= Spatial annotation entries =
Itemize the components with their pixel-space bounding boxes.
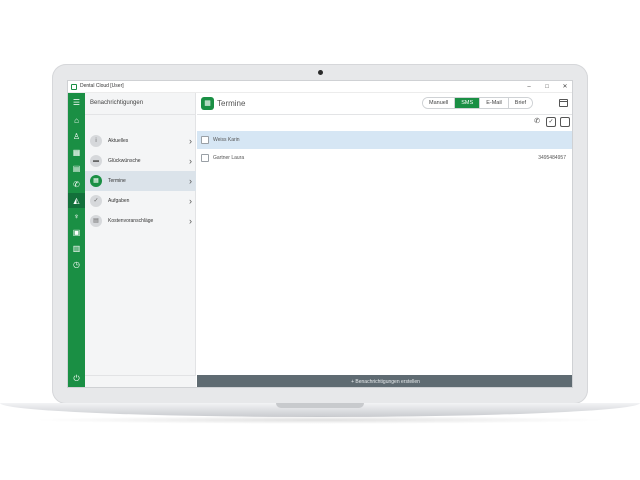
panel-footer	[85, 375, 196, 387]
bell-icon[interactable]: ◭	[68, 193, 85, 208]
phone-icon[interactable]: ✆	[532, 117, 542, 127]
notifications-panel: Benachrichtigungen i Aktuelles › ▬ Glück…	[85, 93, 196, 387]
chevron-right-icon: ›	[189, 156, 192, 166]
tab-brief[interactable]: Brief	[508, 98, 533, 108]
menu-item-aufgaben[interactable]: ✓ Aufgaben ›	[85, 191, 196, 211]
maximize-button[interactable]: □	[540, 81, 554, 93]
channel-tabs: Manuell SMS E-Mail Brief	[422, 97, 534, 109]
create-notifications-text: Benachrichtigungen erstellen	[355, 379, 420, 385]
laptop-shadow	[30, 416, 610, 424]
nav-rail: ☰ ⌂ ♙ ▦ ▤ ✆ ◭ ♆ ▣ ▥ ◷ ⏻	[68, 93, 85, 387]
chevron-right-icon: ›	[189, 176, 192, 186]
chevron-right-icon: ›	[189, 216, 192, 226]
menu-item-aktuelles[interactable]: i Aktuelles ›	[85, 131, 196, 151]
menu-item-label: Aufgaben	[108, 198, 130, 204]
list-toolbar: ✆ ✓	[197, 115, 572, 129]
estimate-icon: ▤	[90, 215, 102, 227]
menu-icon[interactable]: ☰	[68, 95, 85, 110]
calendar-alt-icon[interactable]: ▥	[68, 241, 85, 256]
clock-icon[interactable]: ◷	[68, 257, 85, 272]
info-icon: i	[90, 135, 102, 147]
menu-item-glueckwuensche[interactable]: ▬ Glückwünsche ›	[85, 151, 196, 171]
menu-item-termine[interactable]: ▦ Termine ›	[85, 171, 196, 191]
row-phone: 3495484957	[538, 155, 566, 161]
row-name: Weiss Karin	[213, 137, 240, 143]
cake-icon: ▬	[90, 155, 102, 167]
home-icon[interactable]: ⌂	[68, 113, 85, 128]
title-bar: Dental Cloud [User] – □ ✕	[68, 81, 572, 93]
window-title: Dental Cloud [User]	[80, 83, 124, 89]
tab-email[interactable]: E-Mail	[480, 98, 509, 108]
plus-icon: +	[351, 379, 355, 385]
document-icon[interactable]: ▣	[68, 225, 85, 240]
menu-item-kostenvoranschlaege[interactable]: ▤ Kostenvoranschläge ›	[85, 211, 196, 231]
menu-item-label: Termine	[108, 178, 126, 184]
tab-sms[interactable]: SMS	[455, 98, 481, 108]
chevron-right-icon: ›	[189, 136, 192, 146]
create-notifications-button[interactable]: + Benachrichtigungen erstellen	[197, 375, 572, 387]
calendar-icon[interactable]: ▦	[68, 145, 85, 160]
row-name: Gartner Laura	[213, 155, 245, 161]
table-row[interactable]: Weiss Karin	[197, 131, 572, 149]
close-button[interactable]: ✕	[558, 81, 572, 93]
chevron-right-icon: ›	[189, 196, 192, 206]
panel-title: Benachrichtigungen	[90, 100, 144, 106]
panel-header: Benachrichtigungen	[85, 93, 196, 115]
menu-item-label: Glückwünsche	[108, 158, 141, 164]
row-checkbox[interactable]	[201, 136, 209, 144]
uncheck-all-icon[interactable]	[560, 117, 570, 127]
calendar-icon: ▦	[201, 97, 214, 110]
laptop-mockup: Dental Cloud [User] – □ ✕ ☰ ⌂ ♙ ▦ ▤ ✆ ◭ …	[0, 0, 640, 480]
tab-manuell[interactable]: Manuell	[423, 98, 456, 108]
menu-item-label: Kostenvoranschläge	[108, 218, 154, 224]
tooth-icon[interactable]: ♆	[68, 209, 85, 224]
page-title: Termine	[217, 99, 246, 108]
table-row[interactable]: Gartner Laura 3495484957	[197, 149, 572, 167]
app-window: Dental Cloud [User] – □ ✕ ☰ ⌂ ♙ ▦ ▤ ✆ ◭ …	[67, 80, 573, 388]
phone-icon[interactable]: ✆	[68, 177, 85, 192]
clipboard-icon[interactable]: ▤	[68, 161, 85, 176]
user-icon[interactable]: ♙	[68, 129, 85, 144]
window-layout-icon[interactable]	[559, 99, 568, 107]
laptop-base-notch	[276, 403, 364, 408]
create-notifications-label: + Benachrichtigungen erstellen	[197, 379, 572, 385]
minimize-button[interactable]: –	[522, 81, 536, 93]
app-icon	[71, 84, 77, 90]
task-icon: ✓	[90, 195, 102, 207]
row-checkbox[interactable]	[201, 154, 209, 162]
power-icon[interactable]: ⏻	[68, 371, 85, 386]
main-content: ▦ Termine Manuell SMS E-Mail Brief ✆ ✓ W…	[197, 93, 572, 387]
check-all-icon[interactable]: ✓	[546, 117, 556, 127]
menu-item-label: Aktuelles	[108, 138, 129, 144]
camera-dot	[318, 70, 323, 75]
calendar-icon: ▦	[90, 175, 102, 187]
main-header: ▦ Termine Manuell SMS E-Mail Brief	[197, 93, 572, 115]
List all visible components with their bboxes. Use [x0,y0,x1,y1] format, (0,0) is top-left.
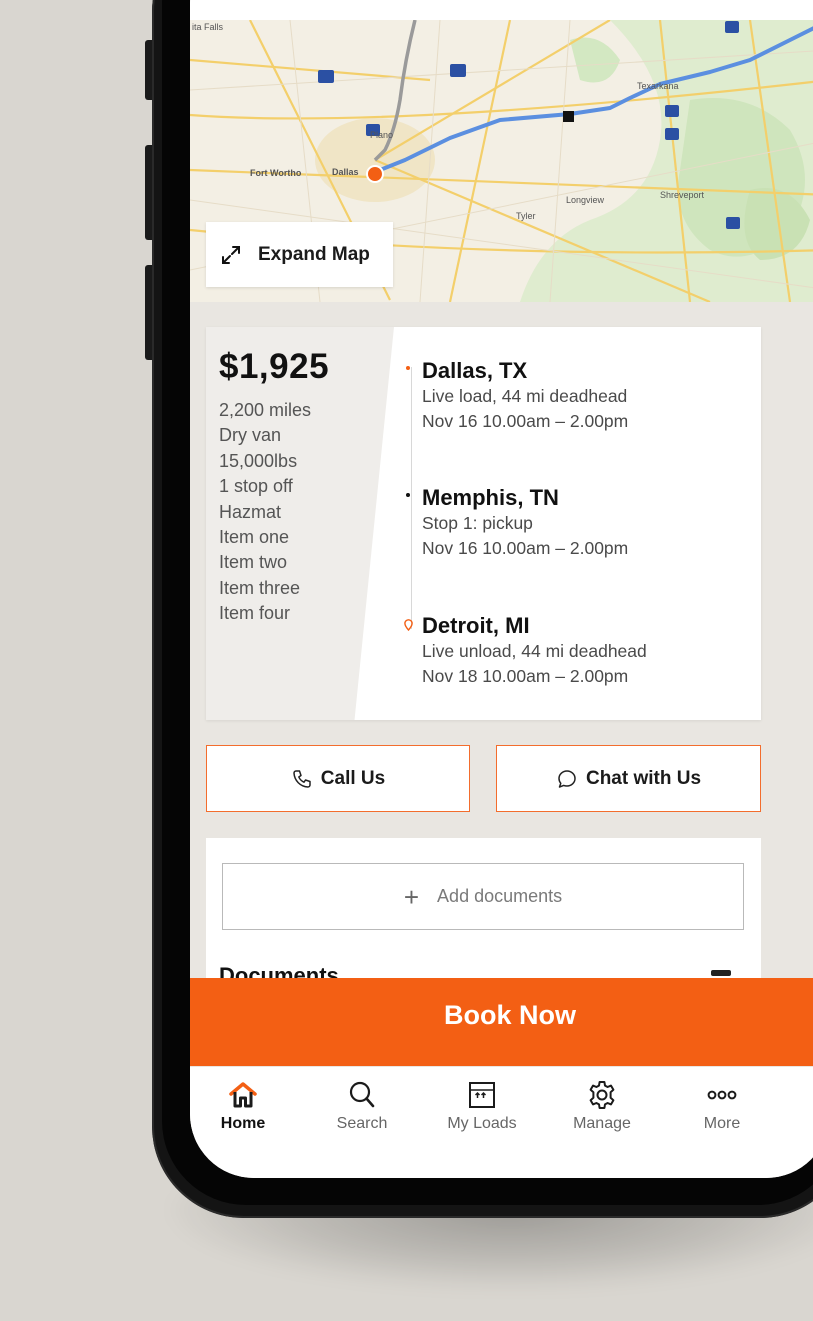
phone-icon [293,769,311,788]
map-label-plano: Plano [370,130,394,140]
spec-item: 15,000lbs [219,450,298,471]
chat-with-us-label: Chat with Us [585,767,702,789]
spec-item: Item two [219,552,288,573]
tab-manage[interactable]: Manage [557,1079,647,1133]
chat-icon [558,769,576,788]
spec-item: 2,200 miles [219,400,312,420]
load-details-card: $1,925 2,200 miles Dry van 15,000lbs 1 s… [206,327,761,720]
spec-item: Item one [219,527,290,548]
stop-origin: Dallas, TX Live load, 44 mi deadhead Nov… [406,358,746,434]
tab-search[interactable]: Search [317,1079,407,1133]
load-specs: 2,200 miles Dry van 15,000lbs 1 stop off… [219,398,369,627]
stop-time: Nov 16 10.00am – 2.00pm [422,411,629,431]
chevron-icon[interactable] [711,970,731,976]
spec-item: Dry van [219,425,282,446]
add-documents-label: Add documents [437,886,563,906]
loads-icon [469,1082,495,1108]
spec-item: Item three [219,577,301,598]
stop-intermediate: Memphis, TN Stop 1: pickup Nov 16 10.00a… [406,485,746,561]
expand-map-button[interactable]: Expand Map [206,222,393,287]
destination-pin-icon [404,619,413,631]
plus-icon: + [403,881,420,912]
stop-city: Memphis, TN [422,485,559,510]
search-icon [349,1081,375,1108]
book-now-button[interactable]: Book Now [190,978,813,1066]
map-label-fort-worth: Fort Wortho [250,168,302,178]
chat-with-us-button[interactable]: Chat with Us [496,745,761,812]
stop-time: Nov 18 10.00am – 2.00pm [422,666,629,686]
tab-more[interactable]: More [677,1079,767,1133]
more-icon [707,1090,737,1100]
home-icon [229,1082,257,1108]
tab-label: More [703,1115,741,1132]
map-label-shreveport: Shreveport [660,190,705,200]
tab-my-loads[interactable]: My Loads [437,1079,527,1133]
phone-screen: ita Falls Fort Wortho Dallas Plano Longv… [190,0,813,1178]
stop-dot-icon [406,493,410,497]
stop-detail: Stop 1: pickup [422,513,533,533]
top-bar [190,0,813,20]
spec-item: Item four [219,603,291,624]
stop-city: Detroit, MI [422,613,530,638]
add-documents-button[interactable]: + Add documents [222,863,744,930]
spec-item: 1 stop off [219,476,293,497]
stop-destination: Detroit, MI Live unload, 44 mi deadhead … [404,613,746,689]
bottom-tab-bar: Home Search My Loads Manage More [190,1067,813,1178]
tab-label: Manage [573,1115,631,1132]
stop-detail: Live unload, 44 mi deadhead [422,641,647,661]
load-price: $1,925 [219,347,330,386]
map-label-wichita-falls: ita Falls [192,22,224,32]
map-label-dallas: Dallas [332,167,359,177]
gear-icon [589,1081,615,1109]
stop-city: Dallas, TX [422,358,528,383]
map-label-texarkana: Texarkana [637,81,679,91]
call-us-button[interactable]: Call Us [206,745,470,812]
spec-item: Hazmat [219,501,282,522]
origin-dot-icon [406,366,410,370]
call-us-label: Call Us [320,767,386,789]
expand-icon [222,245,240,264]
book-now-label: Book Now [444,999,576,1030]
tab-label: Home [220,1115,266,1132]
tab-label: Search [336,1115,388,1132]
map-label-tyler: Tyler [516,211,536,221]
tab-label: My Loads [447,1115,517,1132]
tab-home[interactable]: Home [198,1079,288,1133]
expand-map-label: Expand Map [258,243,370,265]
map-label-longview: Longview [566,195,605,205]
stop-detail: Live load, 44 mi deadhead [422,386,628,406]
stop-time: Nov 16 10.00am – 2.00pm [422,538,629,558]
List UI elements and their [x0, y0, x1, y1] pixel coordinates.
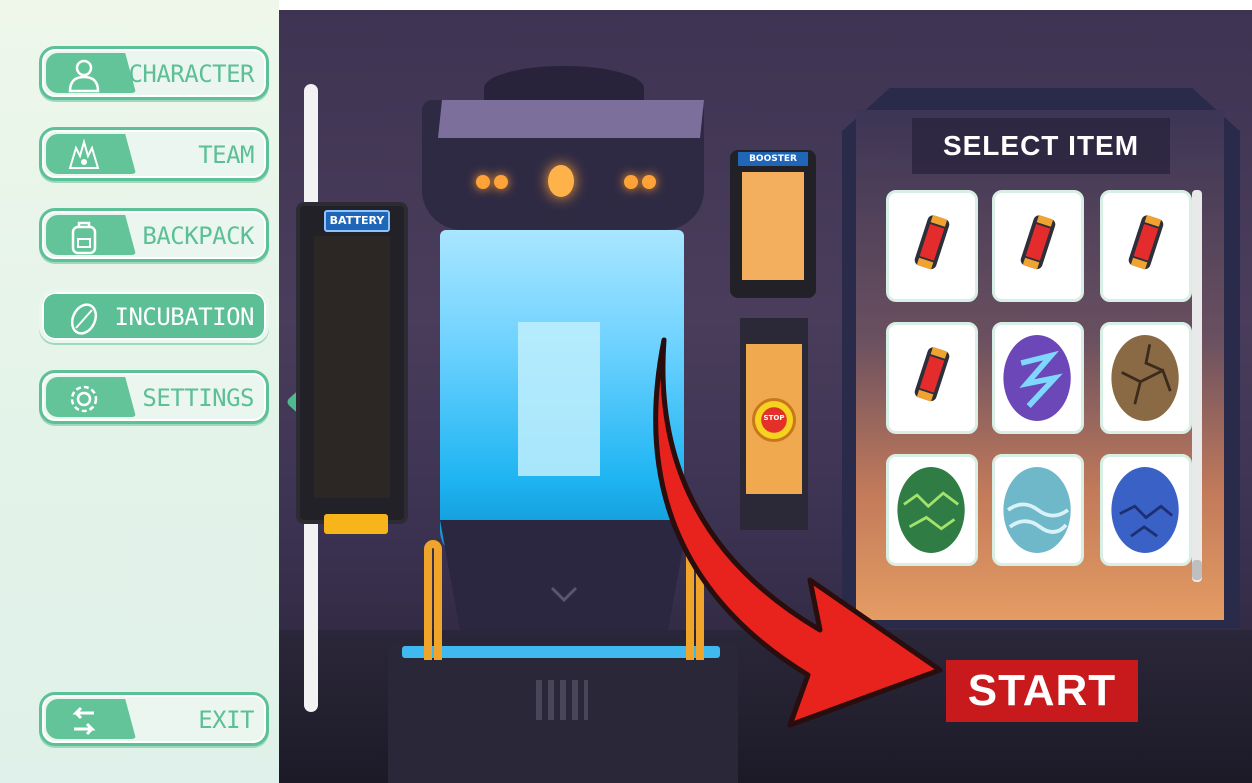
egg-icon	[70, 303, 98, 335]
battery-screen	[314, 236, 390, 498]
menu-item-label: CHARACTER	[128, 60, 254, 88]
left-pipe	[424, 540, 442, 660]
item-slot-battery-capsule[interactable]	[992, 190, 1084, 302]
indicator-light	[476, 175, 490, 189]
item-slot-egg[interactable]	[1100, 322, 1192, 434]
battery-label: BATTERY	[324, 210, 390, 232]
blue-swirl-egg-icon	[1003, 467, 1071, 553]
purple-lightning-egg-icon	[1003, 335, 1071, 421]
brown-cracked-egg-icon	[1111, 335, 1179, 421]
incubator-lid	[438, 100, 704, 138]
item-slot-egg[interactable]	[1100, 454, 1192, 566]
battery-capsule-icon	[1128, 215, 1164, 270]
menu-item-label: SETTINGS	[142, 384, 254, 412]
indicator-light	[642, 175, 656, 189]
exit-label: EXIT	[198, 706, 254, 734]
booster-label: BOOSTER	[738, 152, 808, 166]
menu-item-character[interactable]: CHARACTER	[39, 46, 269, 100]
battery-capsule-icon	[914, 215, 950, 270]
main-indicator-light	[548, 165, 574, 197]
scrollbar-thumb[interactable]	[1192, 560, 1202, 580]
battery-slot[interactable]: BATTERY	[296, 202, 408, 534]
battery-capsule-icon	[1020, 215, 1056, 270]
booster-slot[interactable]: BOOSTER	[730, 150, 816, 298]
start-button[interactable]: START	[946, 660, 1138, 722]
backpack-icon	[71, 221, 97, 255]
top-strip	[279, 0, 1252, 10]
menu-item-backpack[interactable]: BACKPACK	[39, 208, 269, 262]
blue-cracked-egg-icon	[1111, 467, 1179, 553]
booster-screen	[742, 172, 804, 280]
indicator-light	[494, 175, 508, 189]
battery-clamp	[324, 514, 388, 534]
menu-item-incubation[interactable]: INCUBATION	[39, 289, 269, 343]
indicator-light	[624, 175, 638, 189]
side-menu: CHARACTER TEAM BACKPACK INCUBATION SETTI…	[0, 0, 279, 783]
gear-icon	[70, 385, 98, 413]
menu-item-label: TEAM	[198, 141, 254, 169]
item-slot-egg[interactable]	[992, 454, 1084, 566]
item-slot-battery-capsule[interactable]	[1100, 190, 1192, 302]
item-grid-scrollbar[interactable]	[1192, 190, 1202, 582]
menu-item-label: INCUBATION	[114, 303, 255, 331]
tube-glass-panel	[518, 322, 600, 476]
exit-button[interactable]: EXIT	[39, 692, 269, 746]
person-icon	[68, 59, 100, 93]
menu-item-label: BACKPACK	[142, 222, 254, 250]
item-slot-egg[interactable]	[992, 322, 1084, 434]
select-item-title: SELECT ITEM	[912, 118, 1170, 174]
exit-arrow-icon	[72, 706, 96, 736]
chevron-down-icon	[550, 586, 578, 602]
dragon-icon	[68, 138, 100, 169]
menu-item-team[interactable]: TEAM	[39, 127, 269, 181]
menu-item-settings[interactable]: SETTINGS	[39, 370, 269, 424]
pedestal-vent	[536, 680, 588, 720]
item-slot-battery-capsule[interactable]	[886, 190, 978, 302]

= EXERCISE REQUIREMENTS =
Give the data lines as a numbered list, omitting blank lines, starting with the line containing "303, 98, 335]" and continuing through the line containing "202, 408, 534]".

= RESULT FOR THIS EXERCISE =
1. egg-icon	[70, 303, 98, 335]
2. battery-screen	[314, 236, 390, 498]
3. menu-item-label: CHARACTER	[128, 60, 254, 88]
4. left-pipe	[424, 540, 442, 660]
5. item-slot-battery-capsule[interactable]	[992, 190, 1084, 302]
6. indicator-light	[476, 175, 490, 189]
7. item-slot-egg[interactable]	[1100, 322, 1192, 434]
8. battery-label: BATTERY	[324, 210, 390, 232]
9. blue-swirl-egg-icon	[1003, 467, 1071, 553]
10. purple-lightning-egg-icon	[1003, 335, 1071, 421]
11. brown-cracked-egg-icon	[1111, 335, 1179, 421]
12. incubator-lid	[438, 100, 704, 138]
13. item-slot-egg[interactable]	[1100, 454, 1192, 566]
14. battery-capsule-icon	[1128, 215, 1164, 270]
15. menu-item-label: SETTINGS	[142, 384, 254, 412]
16. indicator-light	[642, 175, 656, 189]
17. exit-label: EXIT	[198, 706, 254, 734]
18. booster-label: BOOSTER	[738, 152, 808, 166]
19. menu-item-character[interactable]: CHARACTER	[39, 46, 269, 100]
20. battery-capsule-icon	[914, 215, 950, 270]
21. main-indicator-light	[548, 165, 574, 197]
22. scrollbar-thumb[interactable]	[1192, 560, 1202, 580]
23. battery-slot[interactable]: BATTERY	[296, 202, 408, 534]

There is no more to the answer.